THE EXERCISE: Retype the material word for word.

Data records

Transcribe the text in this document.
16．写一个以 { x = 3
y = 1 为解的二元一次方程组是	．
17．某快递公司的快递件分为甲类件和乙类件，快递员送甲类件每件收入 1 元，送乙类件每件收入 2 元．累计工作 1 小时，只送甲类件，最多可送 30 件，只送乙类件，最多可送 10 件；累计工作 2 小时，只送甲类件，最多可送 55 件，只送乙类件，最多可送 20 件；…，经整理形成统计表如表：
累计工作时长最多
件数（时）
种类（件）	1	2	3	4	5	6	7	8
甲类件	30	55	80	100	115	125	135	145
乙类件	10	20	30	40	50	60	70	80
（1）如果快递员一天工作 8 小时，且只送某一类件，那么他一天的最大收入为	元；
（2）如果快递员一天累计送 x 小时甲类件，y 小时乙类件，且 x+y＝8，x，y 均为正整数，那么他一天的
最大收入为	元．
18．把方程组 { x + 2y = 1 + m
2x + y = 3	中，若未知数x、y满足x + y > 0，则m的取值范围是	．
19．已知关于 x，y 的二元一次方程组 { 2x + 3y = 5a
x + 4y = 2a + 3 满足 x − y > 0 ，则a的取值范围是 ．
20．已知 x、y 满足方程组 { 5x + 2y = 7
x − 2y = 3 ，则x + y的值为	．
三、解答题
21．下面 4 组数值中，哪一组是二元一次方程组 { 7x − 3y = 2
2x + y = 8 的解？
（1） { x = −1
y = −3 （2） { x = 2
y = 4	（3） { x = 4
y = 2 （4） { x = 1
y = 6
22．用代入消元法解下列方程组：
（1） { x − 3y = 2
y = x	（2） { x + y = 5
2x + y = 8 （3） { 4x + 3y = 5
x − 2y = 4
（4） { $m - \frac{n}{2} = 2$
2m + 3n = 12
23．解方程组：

ANSWER TO THIS EXERCISE:
Transcribe the text in this document.
16．写一个以 { x = 3
y = 1 为解的二元一次方程组是	．
17．某快递公司的快递件分为甲类件和乙类件，快递员送甲类件每件收入 1 元，送乙类件每件收入 2 元．累计工作 1 小时，只送甲类件，最多可送 30 件，只送乙类件，最多可送 10 件；累计工作 2 小时，只送甲类件，最多可送 55 件，只送乙类件，最多可送 20 件；…，经整理形成统计表如表：
累计工作时长最多
件数（时）
种类（件）	1	2	3	4	5	6	7	8
甲类件	30	55	80	100	115	125	135	145
乙类件	10	20	30	40	50	60	70	80
（1）如果快递员一天工作 8 小时，且只送某一类件，那么他一天的最大收入为	元；
（2）如果快递员一天累计送 x 小时甲类件，y 小时乙类件，且 x+y＝8，x，y 均为正整数，那么他一天的
最大收入为	元．
18．把方程组 { x + 2y = 1 + m
2x + y = 3	中，若未知数x、y满足x + y > 0，则m的取值范围是	．
19．已知关于 x，y 的二元一次方程组 { 2x + 3y = 5a
x + 4y = 2a + 3 满足 x − y > 0 ，则a的取值范围是 ．
20．已知 x、y 满足方程组 { 5x + 2y = 7
x − 2y = 3 ，则x + y的值为	．
三、解答题
21．下面 4 组数值中，哪一组是二元一次方程组 { 7x − 3y = 2
2x + y = 8 的解？
（1） { x = −1
y = −3 （2） { x = 2
y = 4	（3） { x = 4
y = 2 （4） { x = 1
y = 6
22．用代入消元法解下列方程组：
（1） { x − 3y = 2
y = x	（2） { x + y = 5
2x + y = 8 （3） { 4x + 3y = 5
x − 2y = 4
（4） { $m - \frac{n}{2} = 2$
2m + 3n = 12
23．解方程组：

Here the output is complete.